START

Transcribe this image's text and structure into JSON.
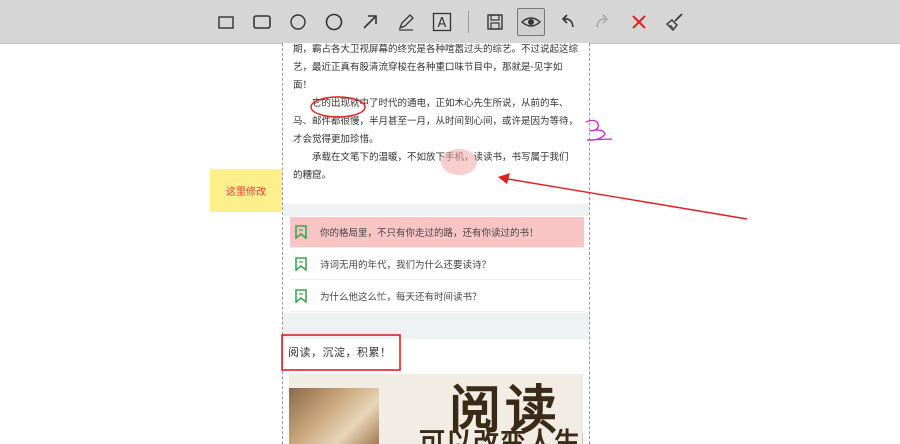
{
  "toolbar": {
    "tools": [
      {
        "name": "rectangle-outline-tool",
        "icon": "rectangle-outline-icon"
      },
      {
        "name": "rectangle-tool",
        "icon": "rectangle-icon"
      },
      {
        "name": "ellipse-outline-tool",
        "icon": "ellipse-outline-icon"
      },
      {
        "name": "ellipse-tool",
        "icon": "ellipse-icon"
      },
      {
        "name": "arrow-tool",
        "icon": "arrow-icon"
      },
      {
        "name": "pencil-tool",
        "icon": "pencil-icon"
      },
      {
        "name": "text-tool",
        "icon": "text-icon",
        "label": "A"
      },
      {
        "name": "save-tool",
        "icon": "save-icon"
      },
      {
        "name": "preview-tool",
        "icon": "eye-icon",
        "active": true
      },
      {
        "name": "undo-tool",
        "icon": "undo-icon"
      },
      {
        "name": "redo-tool",
        "icon": "redo-icon"
      },
      {
        "name": "close-tool",
        "icon": "close-icon"
      },
      {
        "name": "clear-tool",
        "icon": "broom-icon"
      }
    ],
    "text_tool_label": "A"
  },
  "article": {
    "line0": "期，霸占各大卫视屏幕的终究是各种喧嚣过头的综艺。不过说起这综",
    "line1": "艺，最近正真有股清流穿梭在各种重口味节目中，那就是-见字如",
    "line2": "面！",
    "para2_a": "它的出现就",
    "para2_b": "中了时代的通电，正如木心先生所说，从前的车、",
    "para2_c": "马、邮件都很慢，半月甚至一月，从时间到心间，或许是因为等待，",
    "para2_d": "才会觉得更加珍惜。",
    "para3_a": "承载在文笔下的温暖，不如放",
    "para3_b": "下手机",
    "para3_c": "，读读书，书写属于我们",
    "para3_d": "的糟窟。"
  },
  "sticky_note": "这里修改",
  "list": [
    {
      "text": "你的格局里，不只有你走过的路，还有你读过的书！",
      "highlighted": true
    },
    {
      "text": "诗词无用的年代，我们为什么还要读诗？",
      "highlighted": false
    },
    {
      "text": "为什么他这么忙，每天还有时间读书？",
      "highlighted": false
    }
  ],
  "section_title": "阅读，沉淀，积累！",
  "banner": {
    "big_text": "阅读",
    "sub_text": "可以改变人生的"
  },
  "colors": {
    "toolbar_bg": "#d6d6d6",
    "annotation_red": "#e02020",
    "highlight_pink": "#f9c4c4",
    "sticky_yellow": "#fdef8c",
    "bookmark_green": "#3aa655",
    "pencil_magenta": "#d020d0",
    "close_red": "#e02020"
  }
}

END

State how many lines include the string "ellipse", and nothing more.

4